## [Written task]
Could every line of the data be printed exactly as it reads?

⁂

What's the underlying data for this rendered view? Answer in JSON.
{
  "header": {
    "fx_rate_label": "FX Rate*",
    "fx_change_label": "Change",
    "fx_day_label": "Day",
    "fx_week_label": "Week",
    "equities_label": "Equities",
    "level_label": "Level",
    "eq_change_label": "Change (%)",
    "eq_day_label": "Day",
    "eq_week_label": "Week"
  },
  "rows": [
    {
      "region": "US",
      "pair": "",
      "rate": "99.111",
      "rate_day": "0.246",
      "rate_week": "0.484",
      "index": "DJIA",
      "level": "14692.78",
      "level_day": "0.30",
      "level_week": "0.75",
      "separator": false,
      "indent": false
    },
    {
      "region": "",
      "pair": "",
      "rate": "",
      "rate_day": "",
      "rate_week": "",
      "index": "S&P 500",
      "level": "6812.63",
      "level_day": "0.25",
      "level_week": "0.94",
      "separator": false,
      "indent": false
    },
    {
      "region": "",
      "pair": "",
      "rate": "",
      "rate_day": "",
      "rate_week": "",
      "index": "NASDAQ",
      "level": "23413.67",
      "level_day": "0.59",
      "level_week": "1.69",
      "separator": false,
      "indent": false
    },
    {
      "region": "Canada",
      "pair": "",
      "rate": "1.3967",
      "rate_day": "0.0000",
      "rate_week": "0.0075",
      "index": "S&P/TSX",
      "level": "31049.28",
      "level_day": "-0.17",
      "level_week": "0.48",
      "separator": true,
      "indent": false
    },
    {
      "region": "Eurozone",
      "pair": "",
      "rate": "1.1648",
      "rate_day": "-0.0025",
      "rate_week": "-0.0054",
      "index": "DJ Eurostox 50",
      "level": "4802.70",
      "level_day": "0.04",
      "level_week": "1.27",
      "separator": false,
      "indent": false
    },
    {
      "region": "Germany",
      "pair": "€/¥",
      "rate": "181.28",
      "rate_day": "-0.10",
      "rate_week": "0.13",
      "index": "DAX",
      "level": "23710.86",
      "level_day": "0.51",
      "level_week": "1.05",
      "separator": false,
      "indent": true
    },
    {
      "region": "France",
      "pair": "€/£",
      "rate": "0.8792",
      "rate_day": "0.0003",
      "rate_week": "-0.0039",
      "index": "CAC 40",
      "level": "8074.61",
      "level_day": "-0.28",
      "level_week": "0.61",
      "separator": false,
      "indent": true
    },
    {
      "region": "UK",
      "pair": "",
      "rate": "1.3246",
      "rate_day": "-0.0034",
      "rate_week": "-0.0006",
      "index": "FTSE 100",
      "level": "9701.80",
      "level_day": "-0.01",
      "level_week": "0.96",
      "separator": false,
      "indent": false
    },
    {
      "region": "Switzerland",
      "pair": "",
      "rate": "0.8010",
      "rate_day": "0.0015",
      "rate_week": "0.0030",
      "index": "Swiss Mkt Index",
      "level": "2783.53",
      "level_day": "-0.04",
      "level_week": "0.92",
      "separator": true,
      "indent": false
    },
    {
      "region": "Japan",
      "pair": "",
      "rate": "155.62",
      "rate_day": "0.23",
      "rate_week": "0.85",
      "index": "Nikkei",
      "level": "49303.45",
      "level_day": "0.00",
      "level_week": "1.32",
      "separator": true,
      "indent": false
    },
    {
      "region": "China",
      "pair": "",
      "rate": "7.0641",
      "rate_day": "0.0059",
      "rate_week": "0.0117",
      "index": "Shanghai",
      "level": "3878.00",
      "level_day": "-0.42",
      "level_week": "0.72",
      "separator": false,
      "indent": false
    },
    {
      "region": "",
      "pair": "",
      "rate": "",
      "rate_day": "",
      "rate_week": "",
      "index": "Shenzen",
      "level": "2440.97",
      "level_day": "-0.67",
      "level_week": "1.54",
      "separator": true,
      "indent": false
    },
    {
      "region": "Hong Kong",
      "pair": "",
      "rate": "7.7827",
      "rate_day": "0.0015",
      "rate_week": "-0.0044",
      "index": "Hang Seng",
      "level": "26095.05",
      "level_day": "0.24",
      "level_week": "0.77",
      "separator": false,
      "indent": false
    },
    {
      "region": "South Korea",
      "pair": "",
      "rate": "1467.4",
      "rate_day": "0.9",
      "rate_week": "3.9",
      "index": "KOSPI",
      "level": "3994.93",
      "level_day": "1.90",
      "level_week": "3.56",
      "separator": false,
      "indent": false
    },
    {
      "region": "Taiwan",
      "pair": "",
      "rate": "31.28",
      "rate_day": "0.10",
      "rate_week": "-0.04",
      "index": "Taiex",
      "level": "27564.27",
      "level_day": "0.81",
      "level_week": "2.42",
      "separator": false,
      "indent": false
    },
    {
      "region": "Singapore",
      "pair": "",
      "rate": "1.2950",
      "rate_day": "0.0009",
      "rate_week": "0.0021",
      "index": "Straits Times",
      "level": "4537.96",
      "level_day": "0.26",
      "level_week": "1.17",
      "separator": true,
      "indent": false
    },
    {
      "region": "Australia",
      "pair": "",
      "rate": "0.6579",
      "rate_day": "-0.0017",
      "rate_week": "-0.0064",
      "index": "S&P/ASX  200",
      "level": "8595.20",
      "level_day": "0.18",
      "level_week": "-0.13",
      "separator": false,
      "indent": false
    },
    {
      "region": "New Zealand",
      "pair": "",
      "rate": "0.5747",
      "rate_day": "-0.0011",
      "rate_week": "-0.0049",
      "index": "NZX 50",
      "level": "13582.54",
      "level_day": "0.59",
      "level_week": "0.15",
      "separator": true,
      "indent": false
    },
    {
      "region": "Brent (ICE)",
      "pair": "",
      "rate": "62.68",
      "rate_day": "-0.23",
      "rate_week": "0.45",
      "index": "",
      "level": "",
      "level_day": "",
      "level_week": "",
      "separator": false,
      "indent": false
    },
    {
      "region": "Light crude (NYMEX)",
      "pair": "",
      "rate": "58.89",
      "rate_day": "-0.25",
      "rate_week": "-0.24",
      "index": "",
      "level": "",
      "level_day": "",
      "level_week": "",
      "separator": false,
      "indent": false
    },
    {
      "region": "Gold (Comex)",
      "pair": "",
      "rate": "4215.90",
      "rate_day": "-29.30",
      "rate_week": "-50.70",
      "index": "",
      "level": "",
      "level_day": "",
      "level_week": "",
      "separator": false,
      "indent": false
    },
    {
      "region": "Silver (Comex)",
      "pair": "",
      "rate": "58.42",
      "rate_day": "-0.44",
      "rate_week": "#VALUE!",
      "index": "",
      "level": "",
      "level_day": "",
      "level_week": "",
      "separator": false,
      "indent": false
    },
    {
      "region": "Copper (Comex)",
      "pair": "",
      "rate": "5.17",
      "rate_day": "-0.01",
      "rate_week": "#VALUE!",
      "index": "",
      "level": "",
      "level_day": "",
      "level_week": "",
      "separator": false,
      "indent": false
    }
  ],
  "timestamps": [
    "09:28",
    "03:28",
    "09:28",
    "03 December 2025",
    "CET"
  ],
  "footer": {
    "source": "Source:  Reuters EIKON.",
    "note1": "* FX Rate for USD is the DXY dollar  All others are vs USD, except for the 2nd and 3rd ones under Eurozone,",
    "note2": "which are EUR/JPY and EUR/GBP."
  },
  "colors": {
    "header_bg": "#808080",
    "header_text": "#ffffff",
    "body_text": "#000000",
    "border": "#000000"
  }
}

⁂

## [Answer to the problem]
What's the underlying data for this rendered view? Answer in JSON.
{
  "header": {
    "fx_rate_label": "FX Rate*",
    "fx_change_label": "Change",
    "fx_day_label": "Day",
    "fx_week_label": "Week",
    "equities_label": "Equities",
    "level_label": "Level",
    "eq_change_label": "Change (%)",
    "eq_day_label": "Day",
    "eq_week_label": "Week"
  },
  "rows": [
    {
      "region": "US",
      "pair": "",
      "rate": "99.111",
      "rate_day": "0.246",
      "rate_week": "0.484",
      "index": "DJIA",
      "level": "14692.78",
      "level_day": "0.30",
      "level_week": "0.75",
      "separator": false,
      "indent": false
    },
    {
      "region": "",
      "pair": "",
      "rate": "",
      "rate_day": "",
      "rate_week": "",
      "index": "S&P 500",
      "level": "6812.63",
      "level_day": "0.25",
      "level_week": "0.94",
      "separator": false,
      "indent": false
    },
    {
      "region": "",
      "pair": "",
      "rate": "",
      "rate_day": "",
      "rate_week": "",
      "index": "NASDAQ",
      "level": "23413.67",
      "level_day": "0.59",
      "level_week": "1.69",
      "separator": false,
      "indent": false
    },
    {
      "region": "Canada",
      "pair": "",
      "rate": "1.3967",
      "rate_day": "0.0000",
      "rate_week": "0.0075",
      "index": "S&P/TSX",
      "level": "31049.28",
      "level_day": "-0.17",
      "level_week": "0.48",
      "separator": true,
      "indent": false
    },
    {
      "region": "Eurozone",
      "pair": "",
      "rate": "1.1648",
      "rate_day": "-0.0025",
      "rate_week": "-0.0054",
      "index": "DJ Eurostox 50",
      "level": "4802.70",
      "level_day": "0.04",
      "level_week": "1.27",
      "separator": false,
      "indent": false
    },
    {
      "region": "Germany",
      "pair": "€/¥",
      "rate": "181.28",
      "rate_day": "-0.10",
      "rate_week": "0.13",
      "index": "DAX",
      "level": "23710.86",
      "level_day": "0.51",
      "level_week": "1.05",
      "separator": false,
      "indent": true
    },
    {
      "region": "France",
      "pair": "€/£",
      "rate": "0.8792",
      "rate_day": "0.0003",
      "rate_week": "-0.0039",
      "index": "CAC 40",
      "level": "8074.61",
      "level_day": "-0.28",
      "level_week": "0.61",
      "separator": false,
      "indent": true
    },
    {
      "region": "UK",
      "pair": "",
      "rate": "1.3246",
      "rate_day": "-0.0034",
      "rate_week": "-0.0006",
      "index": "FTSE 100",
      "level": "9701.80",
      "level_day": "-0.01",
      "level_week": "0.96",
      "separator": false,
      "indent": false
    },
    {
      "region": "Switzerland",
      "pair": "",
      "rate": "0.8010",
      "rate_day": "0.0015",
      "rate_week": "0.0030",
      "index": "Swiss Mkt Index",
      "level": "2783.53",
      "level_day": "-0.04",
      "level_week": "0.92",
      "separator": true,
      "indent": false
    },
    {
      "region": "Japan",
      "pair": "",
      "rate": "155.62",
      "rate_day": "0.23",
      "rate_week": "0.85",
      "index": "Nikkei",
      "level": "49303.45",
      "level_day": "0.00",
      "level_week": "1.32",
      "separator": true,
      "indent": false
    },
    {
      "region": "China",
      "pair": "",
      "rate": "7.0641",
      "rate_day": "0.0059",
      "rate_week": "0.0117",
      "index": "Shanghai",
      "level": "3878.00",
      "level_day": "-0.42",
      "level_week": "0.72",
      "separator": false,
      "indent": false
    },
    {
      "region": "",
      "pair": "",
      "rate": "",
      "rate_day": "",
      "rate_week": "",
      "index": "Shenzen",
      "level": "2440.97",
      "level_day": "-0.67",
      "level_week": "1.54",
      "separator": true,
      "indent": false
    },
    {
      "region": "Hong Kong",
      "pair": "",
      "rate": "7.7827",
      "rate_day": "0.0015",
      "rate_week": "-0.0044",
      "index": "Hang Seng",
      "level": "26095.05",
      "level_day": "0.24",
      "level_week": "0.77",
      "separator": false,
      "indent": false
    },
    {
      "region": "South Korea",
      "pair": "",
      "rate": "1467.4",
      "rate_day": "0.9",
      "rate_week": "3.9",
      "index": "KOSPI",
      "level": "3994.93",
      "level_day": "1.90",
      "level_week": "3.56",
      "separator": false,
      "indent": false
    },
    {
      "region": "Taiwan",
      "pair": "",
      "rate": "31.28",
      "rate_day": "0.10",
      "rate_week": "-0.04",
      "index": "Taiex",
      "level": "27564.27",
      "level_day": "0.81",
      "level_week": "2.42",
      "separator": false,
      "indent": false
    },
    {
      "region": "Singapore",
      "pair": "",
      "rate": "1.2950",
      "rate_day": "0.0009",
      "rate_week": "0.0021",
      "index": "Straits Times",
      "level": "4537.96",
      "level_day": "0.26",
      "level_week": "1.17",
      "separator": true,
      "indent": false
    },
    {
      "region": "Australia",
      "pair": "",
      "rate": "0.6579",
      "rate_day": "-0.0017",
      "rate_week": "-0.0064",
      "index": "S&P/ASX  200",
      "level": "8595.20",
      "level_day": "0.18",
      "level_week": "-0.13",
      "separator": false,
      "indent": false
    },
    {
      "region": "New Zealand",
      "pair": "",
      "rate": "0.5747",
      "rate_day": "-0.0011",
      "rate_week": "-0.0049",
      "index": "NZX 50",
      "level": "13582.54",
      "level_day": "0.59",
      "level_week": "0.15",
      "separator": true,
      "indent": false
    },
    {
      "region": "Brent (ICE)",
      "pair": "",
      "rate": "62.68",
      "rate_day": "-0.23",
      "rate_week": "0.45",
      "index": "",
      "level": "",
      "level_day": "",
      "level_week": "",
      "separator": false,
      "indent": false
    },
    {
      "region": "Light crude (NYMEX)",
      "pair": "",
      "rate": "58.89",
      "rate_day": "-0.25",
      "rate_week": "-0.24",
      "index": "",
      "level": "",
      "level_day": "",
      "level_week": "",
      "separator": false,
      "indent": false
    },
    {
      "region": "Gold (Comex)",
      "pair": "",
      "rate": "4215.90",
      "rate_day": "-29.30",
      "rate_week": "-50.70",
      "index": "",
      "level": "",
      "level_day": "",
      "level_week": "",
      "separator": false,
      "indent": false
    },
    {
      "region": "Silver (Comex)",
      "pair": "",
      "rate": "58.42",
      "rate_day": "-0.44",
      "rate_week": "#VALUE!",
      "index": "",
      "level": "",
      "level_day": "",
      "level_week": "",
      "separator": false,
      "indent": false
    },
    {
      "region": "Copper (Comex)",
      "pair": "",
      "rate": "5.17",
      "rate_day": "-0.01",
      "rate_week": "#VALUE!",
      "index": "",
      "level": "",
      "level_day": "",
      "level_week": "",
      "separator": false,
      "indent": false
    }
  ],
  "timestamps": [
    "09:28",
    "03:28",
    "09:28",
    "03 December 2025",
    "CET"
  ],
  "footer": {
    "source": "Source:  Reuters EIKON.",
    "note1": "* FX Rate for USD is the DXY dollar  All others are vs USD, except for the 2nd and 3rd ones under Eurozone,",
    "note2": "which are EUR/JPY and EUR/GBP."
  },
  "colors": {
    "header_bg": "#808080",
    "header_text": "#ffffff",
    "body_text": "#000000",
    "border": "#000000"
  }
}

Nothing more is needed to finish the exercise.